** TASK **
Look through the material below. Copy every line with the string "Number" in it.

** RECORDS PROVIDED **
◇ ◇ ◇ ◇ ◇

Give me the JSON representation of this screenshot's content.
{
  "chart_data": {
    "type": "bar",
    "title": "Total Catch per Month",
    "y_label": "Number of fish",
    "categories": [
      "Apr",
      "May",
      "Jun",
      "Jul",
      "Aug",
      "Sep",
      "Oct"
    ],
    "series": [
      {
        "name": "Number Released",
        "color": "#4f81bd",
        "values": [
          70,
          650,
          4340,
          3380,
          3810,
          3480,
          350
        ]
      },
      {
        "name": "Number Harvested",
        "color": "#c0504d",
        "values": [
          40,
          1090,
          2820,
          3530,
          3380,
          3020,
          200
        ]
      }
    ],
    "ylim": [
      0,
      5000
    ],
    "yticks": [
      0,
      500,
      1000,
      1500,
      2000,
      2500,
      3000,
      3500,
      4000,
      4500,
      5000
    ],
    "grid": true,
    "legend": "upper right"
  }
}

◇ ◇ ◇ ◇ ◇

** REPLY TO THE TASK **
    "y_label": "Number of fish",
        "name": "Number Released",
        "name": "Number Harvested",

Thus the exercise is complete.